What to produce: Output all lines exactly, with nothing added or dropped.

## start Extracted records

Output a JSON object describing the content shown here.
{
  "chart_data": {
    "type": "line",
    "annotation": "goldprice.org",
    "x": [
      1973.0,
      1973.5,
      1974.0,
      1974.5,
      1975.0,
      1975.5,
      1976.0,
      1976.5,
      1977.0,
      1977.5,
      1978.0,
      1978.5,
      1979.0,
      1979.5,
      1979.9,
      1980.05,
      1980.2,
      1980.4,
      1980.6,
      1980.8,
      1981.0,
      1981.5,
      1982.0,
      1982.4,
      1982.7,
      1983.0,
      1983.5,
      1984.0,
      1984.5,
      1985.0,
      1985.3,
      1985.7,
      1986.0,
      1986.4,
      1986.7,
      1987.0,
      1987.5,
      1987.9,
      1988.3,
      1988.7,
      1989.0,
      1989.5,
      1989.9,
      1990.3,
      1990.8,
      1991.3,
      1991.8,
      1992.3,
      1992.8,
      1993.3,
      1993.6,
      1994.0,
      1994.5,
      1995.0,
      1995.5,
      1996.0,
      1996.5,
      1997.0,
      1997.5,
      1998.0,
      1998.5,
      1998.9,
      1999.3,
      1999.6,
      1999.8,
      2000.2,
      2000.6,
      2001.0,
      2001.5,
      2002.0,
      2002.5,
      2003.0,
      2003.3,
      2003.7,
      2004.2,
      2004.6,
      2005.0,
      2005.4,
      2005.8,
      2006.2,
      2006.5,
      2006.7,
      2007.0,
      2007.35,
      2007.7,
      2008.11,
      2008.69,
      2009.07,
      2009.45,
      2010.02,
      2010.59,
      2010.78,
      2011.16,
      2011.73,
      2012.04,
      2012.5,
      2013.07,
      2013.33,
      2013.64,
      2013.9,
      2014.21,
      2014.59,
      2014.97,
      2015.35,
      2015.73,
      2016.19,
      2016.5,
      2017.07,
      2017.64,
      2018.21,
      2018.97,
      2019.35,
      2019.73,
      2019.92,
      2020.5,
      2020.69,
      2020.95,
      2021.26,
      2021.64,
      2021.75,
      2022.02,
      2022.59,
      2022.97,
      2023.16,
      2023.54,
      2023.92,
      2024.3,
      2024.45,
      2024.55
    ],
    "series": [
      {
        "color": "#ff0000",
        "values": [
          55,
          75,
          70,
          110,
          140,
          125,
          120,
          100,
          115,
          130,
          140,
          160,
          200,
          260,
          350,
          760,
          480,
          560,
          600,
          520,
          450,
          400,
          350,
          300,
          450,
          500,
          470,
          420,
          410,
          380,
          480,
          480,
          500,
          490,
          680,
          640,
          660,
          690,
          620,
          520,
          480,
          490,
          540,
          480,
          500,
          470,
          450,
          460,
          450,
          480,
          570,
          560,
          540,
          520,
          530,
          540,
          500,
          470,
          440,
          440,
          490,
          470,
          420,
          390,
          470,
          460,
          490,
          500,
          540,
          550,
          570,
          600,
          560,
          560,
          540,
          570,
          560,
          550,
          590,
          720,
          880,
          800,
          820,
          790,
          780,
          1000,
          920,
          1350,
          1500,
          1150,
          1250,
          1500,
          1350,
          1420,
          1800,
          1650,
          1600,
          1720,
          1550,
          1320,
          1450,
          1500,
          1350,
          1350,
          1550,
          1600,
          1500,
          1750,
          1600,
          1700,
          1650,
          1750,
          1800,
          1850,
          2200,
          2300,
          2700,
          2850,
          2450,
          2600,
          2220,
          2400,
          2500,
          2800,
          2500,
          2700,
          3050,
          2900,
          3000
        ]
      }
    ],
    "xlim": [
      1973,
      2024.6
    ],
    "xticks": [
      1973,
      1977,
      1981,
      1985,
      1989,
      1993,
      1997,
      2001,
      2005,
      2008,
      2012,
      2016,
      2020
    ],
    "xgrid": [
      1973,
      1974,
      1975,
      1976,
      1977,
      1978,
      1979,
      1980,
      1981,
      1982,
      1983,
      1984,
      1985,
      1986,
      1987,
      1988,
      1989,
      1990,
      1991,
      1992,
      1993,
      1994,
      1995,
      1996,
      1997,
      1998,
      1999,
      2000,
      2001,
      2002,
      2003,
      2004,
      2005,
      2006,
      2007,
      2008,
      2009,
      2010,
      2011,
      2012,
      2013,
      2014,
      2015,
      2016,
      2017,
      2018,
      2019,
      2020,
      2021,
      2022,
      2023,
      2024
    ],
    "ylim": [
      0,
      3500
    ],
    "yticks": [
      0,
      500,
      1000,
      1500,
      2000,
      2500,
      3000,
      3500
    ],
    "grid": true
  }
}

## end Extracted records

Solution for this exercise:
Output a JSON object describing the content shown here.
{
  "chart_data": {
    "type": "line",
    "annotation": "goldprice.org",
    "x": [
      1973.0,
      1973.5,
      1974.0,
      1974.5,
      1975.0,
      1975.5,
      1976.0,
      1976.5,
      1977.0,
      1977.5,
      1978.0,
      1978.5,
      1979.0,
      1979.5,
      1979.9,
      1980.05,
      1980.2,
      1980.4,
      1980.6,
      1980.8,
      1981.0,
      1981.5,
      1982.0,
      1982.4,
      1982.7,
      1983.0,
      1983.5,
      1984.0,
      1984.5,
      1985.0,
      1985.3,
      1985.7,
      1986.0,
      1986.4,
      1986.7,
      1987.0,
      1987.5,
      1987.9,
      1988.3,
      1988.7,
      1989.0,
      1989.5,
      1989.9,
      1990.3,
      1990.8,
      1991.3,
      1991.8,
      1992.3,
      1992.8,
      1993.3,
      1993.6,
      1994.0,
      1994.5,
      1995.0,
      1995.5,
      1996.0,
      1996.5,
      1997.0,
      1997.5,
      1998.0,
      1998.5,
      1998.9,
      1999.3,
      1999.6,
      1999.8,
      2000.2,
      2000.6,
      2001.0,
      2001.5,
      2002.0,
      2002.5,
      2003.0,
      2003.3,
      2003.7,
      2004.2,
      2004.6,
      2005.0,
      2005.4,
      2005.8,
      2006.2,
      2006.5,
      2006.7,
      2007.0,
      2007.35,
      2007.7,
      2008.11,
      2008.69,
      2009.07,
      2009.45,
      2010.02,
      2010.59,
      2010.78,
      2011.16,
      2011.73,
      2012.04,
      2012.5,
      2013.07,
      2013.33,
      2013.64,
      2013.9,
      2014.21,
      2014.59,
      2014.97,
      2015.35,
      2015.73,
      2016.19,
      2016.5,
      2017.07,
      2017.64,
      2018.21,
      2018.97,
      2019.35,
      2019.73,
      2019.92,
      2020.5,
      2020.69,
      2020.95,
      2021.26,
      2021.64,
      2021.75,
      2022.02,
      2022.59,
      2022.97,
      2023.16,
      2023.54,
      2023.92,
      2024.3,
      2024.45,
      2024.55
    ],
    "series": [
      {
        "color": "#ff0000",
        "values": [
          55,
          75,
          70,
          110,
          140,
          125,
          120,
          100,
          115,
          130,
          140,
          160,
          200,
          260,
          350,
          760,
          480,
          560,
          600,
          520,
          450,
          400,
          350,
          300,
          450,
          500,
          470,
          420,
          410,
          380,
          480,
          480,
          500,
          490,
          680,
          640,
          660,
          690,
          620,
          520,
          480,
          490,
          540,
          480,
          500,
          470,
          450,
          460,
          450,
          480,
          570,
          560,
          540,
          520,
          530,
          540,
          500,
          470,
          440,
          440,
          490,
          470,
          420,
          390,
          470,
          460,
          490,
          500,
          540,
          550,
          570,
          600,
          560,
          560,
          540,
          570,
          560,
          550,
          590,
          720,
          880,
          800,
          820,
          790,
          780,
          1000,
          920,
          1350,
          1500,
          1150,
          1250,
          1500,
          1350,
          1420,
          1800,
          1650,
          1600,
          1720,
          1550,
          1320,
          1450,
          1500,
          1350,
          1350,
          1550,
          1600,
          1500,
          1750,
          1600,
          1700,
          1650,
          1750,
          1800,
          1850,
          2200,
          2300,
          2700,
          2850,
          2450,
          2600,
          2220,
          2400,
          2500,
          2800,
          2500,
          2700,
          3050,
          2900,
          3000
        ]
      }
    ],
    "xlim": [
      1973,
      2024.6
    ],
    "xticks": [
      1973,
      1977,
      1981,
      1985,
      1989,
      1993,
      1997,
      2001,
      2005,
      2008,
      2012,
      2016,
      2020
    ],
    "xgrid": [
      1973,
      1974,
      1975,
      1976,
      1977,
      1978,
      1979,
      1980,
      1981,
      1982,
      1983,
      1984,
      1985,
      1986,
      1987,
      1988,
      1989,
      1990,
      1991,
      1992,
      1993,
      1994,
      1995,
      1996,
      1997,
      1998,
      1999,
      2000,
      2001,
      2002,
      2003,
      2004,
      2005,
      2006,
      2007,
      2008,
      2009,
      2010,
      2011,
      2012,
      2013,
      2014,
      2015,
      2016,
      2017,
      2018,
      2019,
      2020,
      2021,
      2022,
      2023,
      2024
    ],
    "ylim": [
      0,
      3500
    ],
    "yticks": [
      0,
      500,
      1000,
      1500,
      2000,
      2500,
      3000,
      3500
    ],
    "grid": true
  }
}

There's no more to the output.